To do >> In the entries below, find every line with "color" and copy it.

━━━━━ Data records ━━━━━

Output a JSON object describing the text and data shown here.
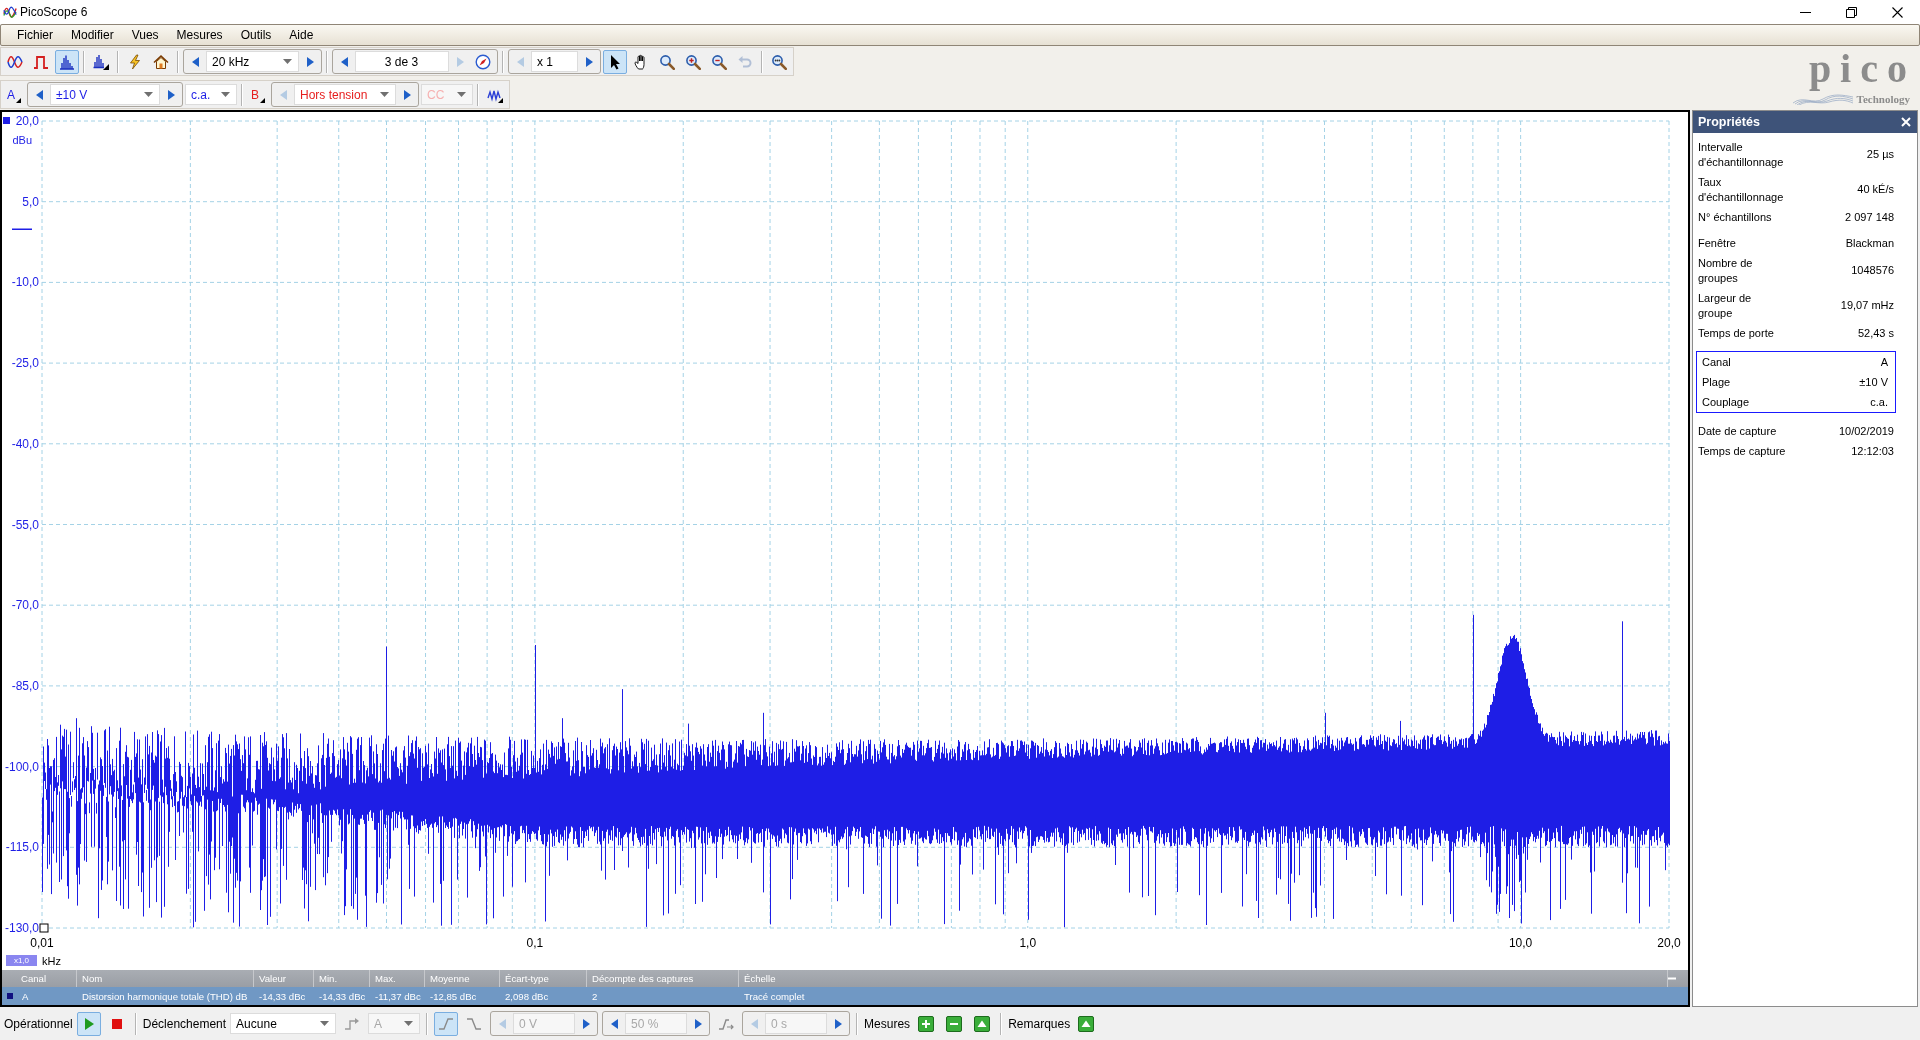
{
  "window": {
    "title": "PicoScope 6"
  },
  "menu": [
    "Fichier",
    "Modifier",
    "Vues",
    "Mesures",
    "Outils",
    "Aide"
  ],
  "toolbar": {
    "views": [
      {
        "kind": "scope",
        "selected": false
      },
      {
        "kind": "persistence",
        "selected": false
      },
      {
        "kind": "spectrum",
        "selected": true
      }
    ],
    "frequency_range": {
      "kind": "dropdown",
      "value": "20 kHz",
      "disabled": false,
      "prev_disabled": false,
      "next_disabled": false
    },
    "capture_index": {
      "kind": "field",
      "value": "3 de 3",
      "disabled": false,
      "prev_disabled": false,
      "next_disabled": true
    },
    "zoom_factor": {
      "kind": "field",
      "value": "x 1",
      "disabled": false,
      "prev_disabled": true,
      "next_disabled": false
    },
    "tools": [
      {
        "kind": "pointer",
        "selected": true,
        "disabled": false
      },
      {
        "kind": "hand",
        "selected": false,
        "disabled": false
      },
      {
        "kind": "zoom",
        "selected": false,
        "disabled": false
      },
      {
        "kind": "zoom-in",
        "selected": false,
        "disabled": false
      },
      {
        "kind": "zoom-out",
        "selected": false,
        "disabled": false
      },
      {
        "kind": "undo",
        "selected": false,
        "disabled": true
      },
      {
        "kind": "zoom-fit",
        "selected": false,
        "disabled": false
      }
    ]
  },
  "logo": {
    "name": "pico",
    "tagline": "Technology"
  },
  "channels": [
    {
      "label": "A",
      "color": "#1e1ee6",
      "range": {
        "kind": "dropdown",
        "value": "±10 V",
        "disabled": false,
        "prev_disabled": false,
        "next_disabled": false
      },
      "coupling": {
        "value": "c.a.",
        "disabled": false
      }
    },
    {
      "label": "B",
      "color": "#e61e1e",
      "range": {
        "kind": "dropdown",
        "value": "Hors tension",
        "disabled": false,
        "prev_disabled": true,
        "next_disabled": false
      },
      "coupling": {
        "value": "CC",
        "disabled": true
      }
    }
  ],
  "graph": {
    "y_ticks": [
      "20,0",
      "5,0",
      "-10,0",
      "-25,0",
      "-40,0",
      "-55,0",
      "-70,0",
      "-85,0",
      "-100,0",
      "-115,0",
      "-130,0"
    ],
    "y_unit": "dBu",
    "x_ticks": [
      "0,01",
      "0,1",
      "1,0",
      "10,0",
      "20,0"
    ],
    "x_scale": "x1,0",
    "x_unit": "kHz"
  },
  "measurements": {
    "columns": [
      "Canal",
      "Nom",
      "Valeur",
      "Min.",
      "Max.",
      "Moyenne",
      "Écart-type",
      "Décompte des captures",
      "Échelle"
    ],
    "rows": [
      {
        "color": "#101080",
        "selected": true,
        "cells": [
          "A",
          "Distorsion harmonique totale (THD) dB",
          "-14,33 dBc",
          "-14,33 dBc",
          "-11,37 dBc",
          "-12,85 dBc",
          "2,098 dBc",
          "2",
          "Tracé complet"
        ]
      }
    ]
  },
  "properties": {
    "title": "Propriétés",
    "groups": [
      {
        "boxed": false,
        "rows": [
          {
            "label": "Intervalle d'échantillonnage",
            "value": "25 µs"
          },
          {
            "label": "Taux d'échantillonnage",
            "value": "40 kÉ/s"
          },
          {
            "label": "N° échantillons",
            "value": "2 097 148"
          }
        ]
      },
      {
        "boxed": false,
        "rows": [
          {
            "label": "Fenêtre",
            "value": "Blackman"
          },
          {
            "label": "Nombre de groupes",
            "value": "1048576"
          },
          {
            "label": "Largeur de groupe",
            "value": "19,07 mHz"
          },
          {
            "label": "Temps de porte",
            "value": "52,43 s"
          }
        ]
      },
      {
        "boxed": true,
        "rows": [
          {
            "label": "Canal",
            "value": "A"
          },
          {
            "label": "Plage",
            "value": "±10 V"
          },
          {
            "label": "Couplage",
            "value": "c.a."
          }
        ]
      },
      {
        "boxed": false,
        "rows": [
          {
            "label": "Date de capture",
            "value": "10/02/2019"
          },
          {
            "label": "Temps de capture",
            "value": "12:12:03"
          }
        ]
      }
    ]
  },
  "status_bar": {
    "run_label": "Opérationnel",
    "run_buttons": [
      {
        "kind": "play",
        "selected": true
      },
      {
        "kind": "stop",
        "selected": false
      }
    ],
    "trigger_label": "Déclenchement",
    "trigger_mode": {
      "value": "Aucune",
      "disabled": false
    },
    "trigger_source": {
      "value": "A",
      "disabled": true
    },
    "edges": [
      {
        "kind": "rising",
        "selected": true
      },
      {
        "kind": "falling",
        "selected": false
      }
    ],
    "threshold": {
      "kind": "field",
      "value": "0 V",
      "disabled": true,
      "prev_disabled": true,
      "next_disabled": false
    },
    "pre_trigger": {
      "kind": "field",
      "value": "50 %",
      "disabled": true,
      "prev_disabled": false,
      "next_disabled": false
    },
    "delay": {
      "kind": "field",
      "value": "0 s",
      "disabled": true,
      "prev_disabled": true,
      "next_disabled": false
    },
    "measures_label": "Mesures",
    "notes_label": "Remarques"
  }
}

━━━━━

Response below >>
      "color": "#1e1ee6",
      "color": "#e61e1e",
        "color": "#101080",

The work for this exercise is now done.